### CONSIGNE 1:
Répondez aux questions suivantes à l’aide de l’article sur le Brexit et le transport aérien.
(a) Quelle date marquera officiellement la sortie du Royaume-Uni de l’Union européenne ?
(b) Combien de compagnies aériennes l’IATA regroupe-t-elle ?
(c) Quelle fonction Alexandre de Juniac a-t-il exercée auparavant ?
### CONSIGNE 2:
Indiquez si chacune des affirmations suivantes est conforme à l’article sur le Brexit et le transport aérien.
(a) Une interruption des liaisons aériennes entre l’UE et la Grande-Bretagne y est présentée comme le scénario le plus probable.
(b) Alexandre de Juniac s’est exprimé dans un communiqué.
(c) Alexandre de Juniac a renoncé à tout espoir d’accord entre l’Union européenne et le Royaume-Uni.
### CONSIGNE 3:
Poursuivez l’article sur les conséquences d’un Brexit sans accord pour le transport aérien à partir de sa dernière phrase.

L’éventualité d’un Brexit sans accord fait planer le risque d’une interruption des liaisons aériennes entre l’UE et la Grande-Bretagne. S’il est probable qu’un tel scénario sera évité, de nombreux désagréments affecteront tout de même les passagers.

Le 29 mars prochain marquera officiellement la sortie du Royaume-Uni de l’Union européenne. L’éventualité d’un Brexit sans accord laisse présager des conséquences particulièrement pénalisantes à tous les niveaux. Les compagnies aériennes, notamment, pourraient perdre leurs droits d’opérer des vols entre l’Union européenne et le Royaume-Uni. Un scénario catastrophe que veut absolument éviter Alexandre de Juniac, le directeur général de l’Association internationale du transport aérien (IATA), qui regroupe 290 compagnies aériennes. Ce dernier s’est exprimé à ce sujet ce mercredi dans un communiqué: «il faut se préparer à toutes les éventualités», prévient-il. Car s’il espère «toujours un accord global entre l’Union européenne et le Royaume-Uni», l’ancien patron d’Air France-KLM évoque aussi «l’extrême gravité des enjeux» et souligne «l’immense travail qui serait nécessaire pour maintenir des liaisons aériennes vitales».

### DONNÉES BRUTES:

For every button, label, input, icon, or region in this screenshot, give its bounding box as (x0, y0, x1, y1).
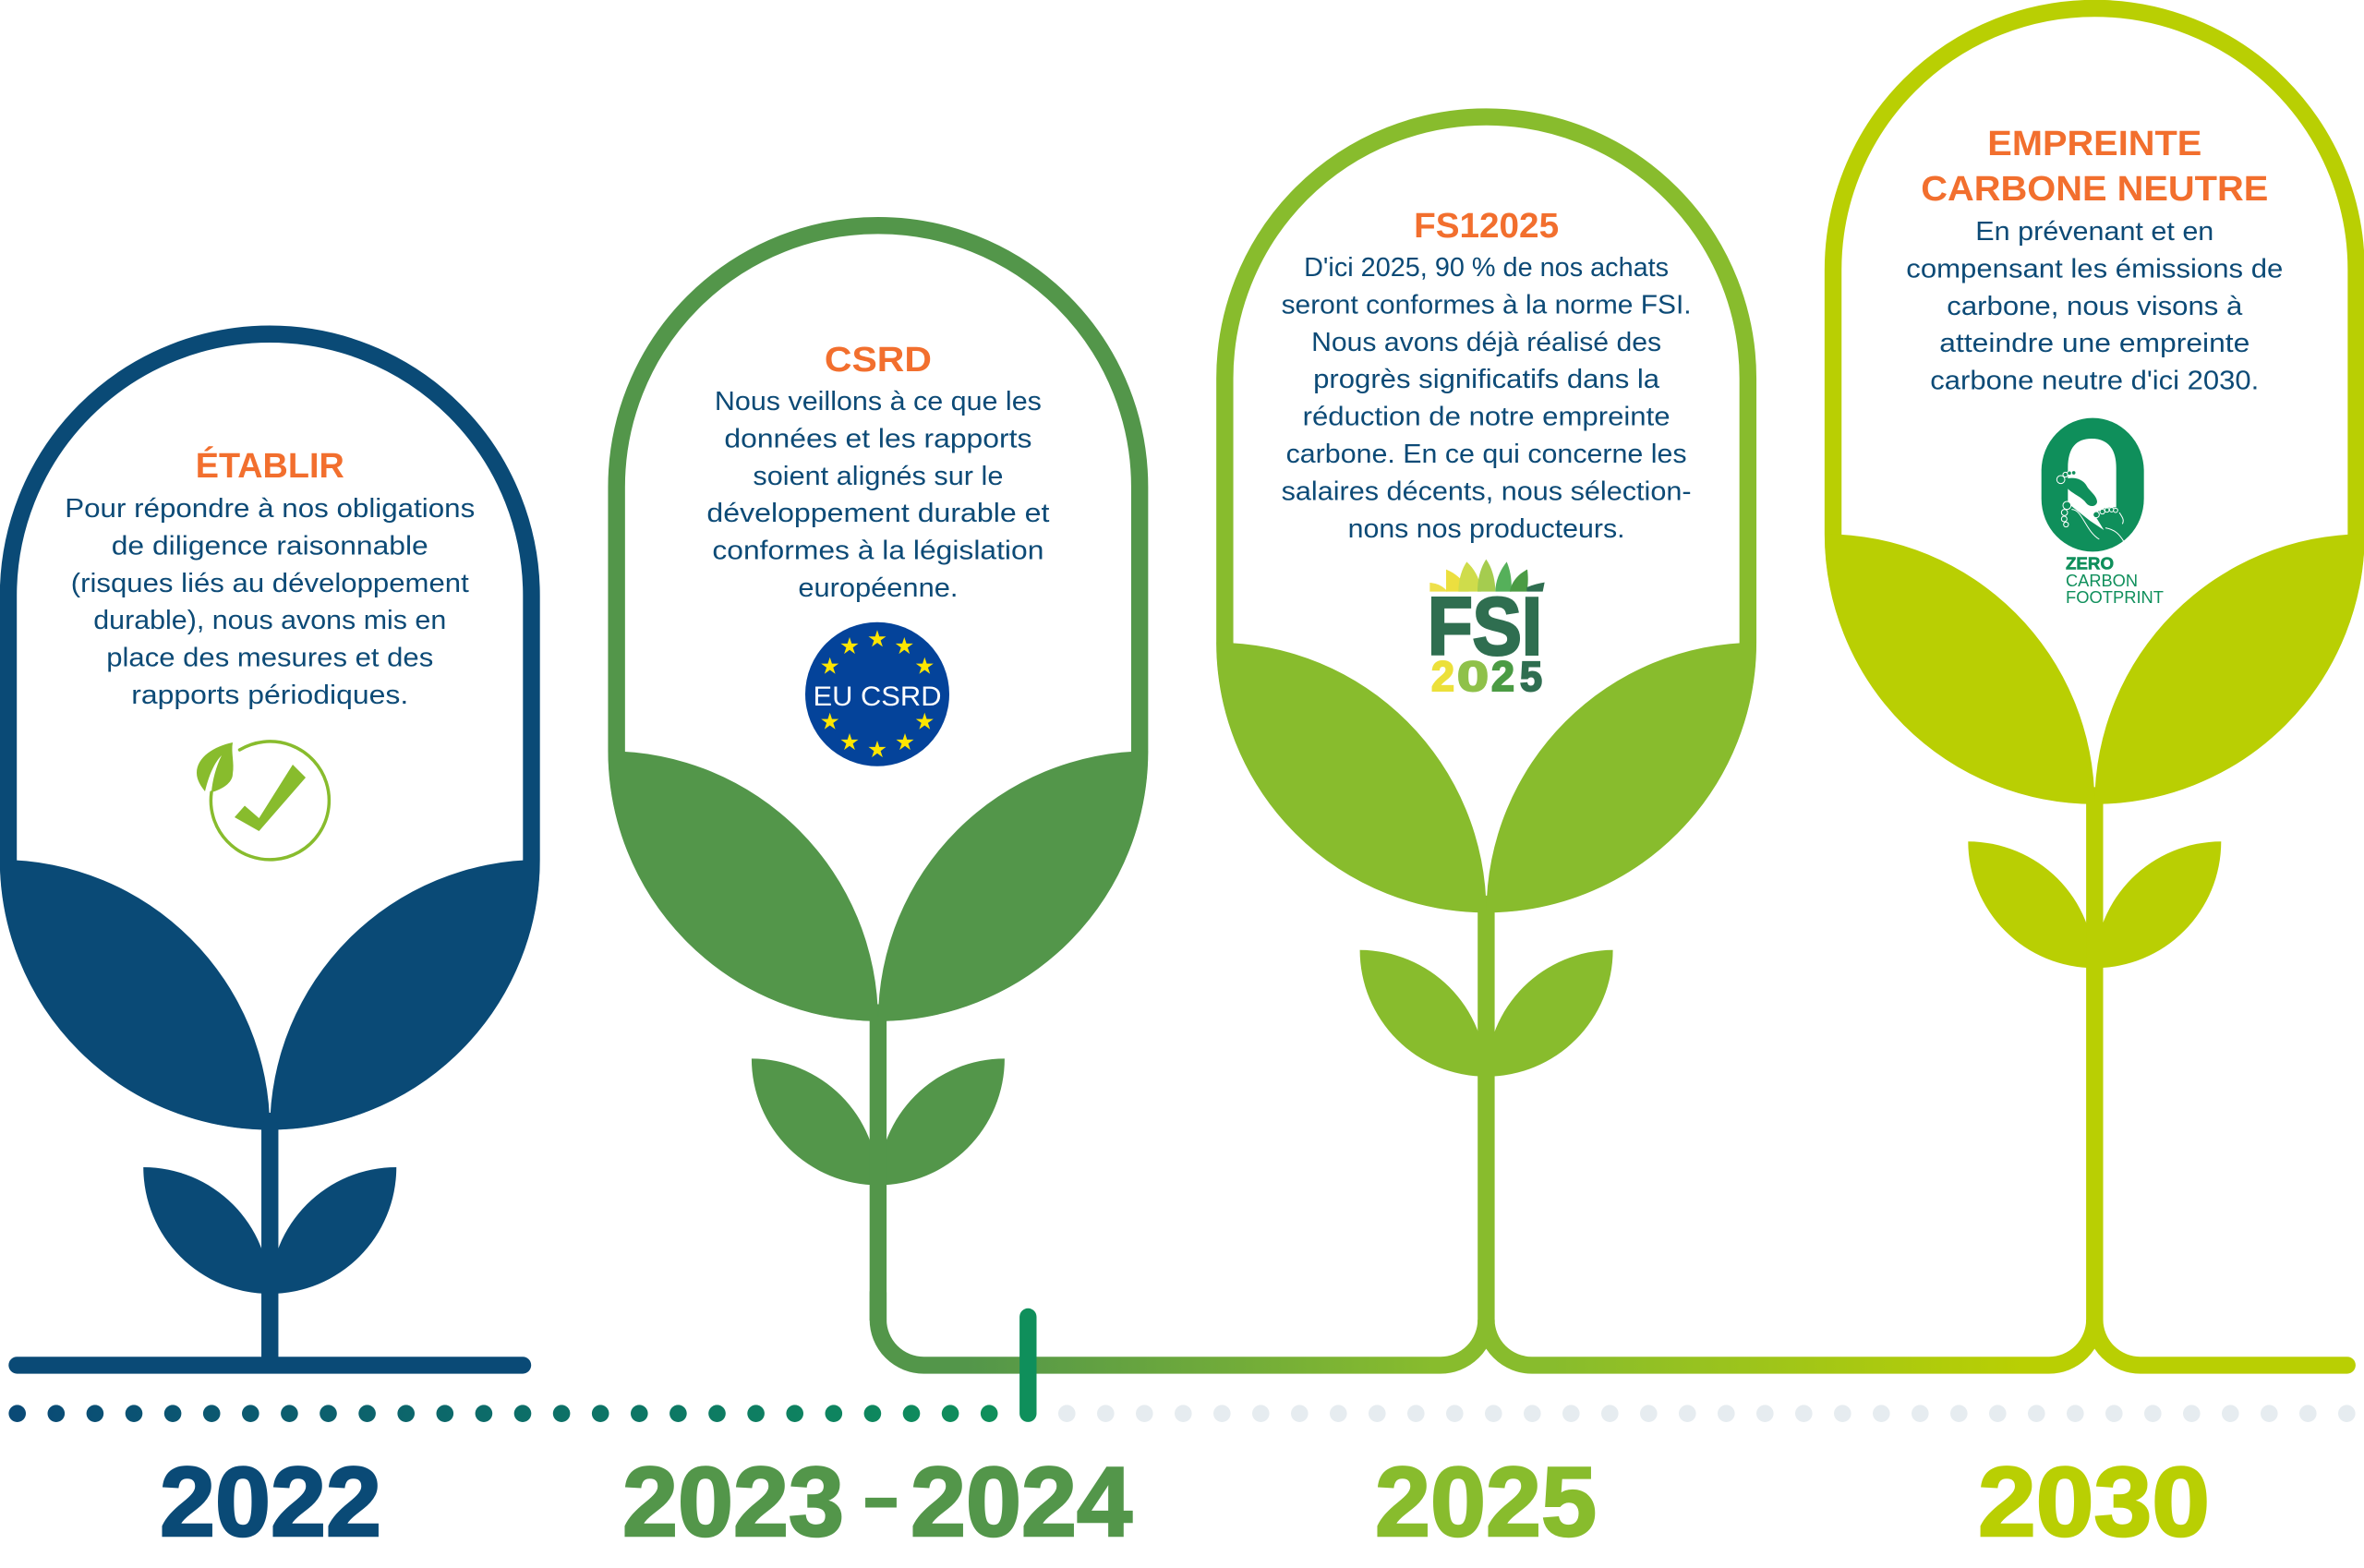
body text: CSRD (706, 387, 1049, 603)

### CORRIGÉ ATTENDU 1:
(a) Le 29 mars.
(b) 290 compagnies aériennes.
(c) Il a été patron d’Air France-KLM.

### CORRIGÉ ATTENDU 2:
(a) Non : « S’il est probable qu’un tel scénario sera évité ».
(b) Oui : « Ce dernier s’est exprimé à ce sujet ce mercredi dans un communiqué ».
(c) Non : « s’il espère «toujours un accord global entre l’Union européenne et le Royaume-Uni» ».

### CORRIGÉ ATTENDU 3:
Les compagnies aériennes réclament un nouvel accord bilatéral entre la Grande-Bretagne et l’UE, afin de pouvoir proposer un programme de vols pour les mois qui suivront le Brexit. La Grande-Bretagne pourrait aussi être exclue de l’Agence européenne de la sécurité aérienne (EASA), ce qui contribue à générer de fortes incertitudes. «Il ne s’agit pas seulement d’autoriser les vols à décoller et à atterrir», a précisé Juniac. «Tout, des licences de pilotes aux dispositions en matière de sécurité, doit faire l’objet d’un accord». Voici donc comment les voyageurs risquent d’être affectés.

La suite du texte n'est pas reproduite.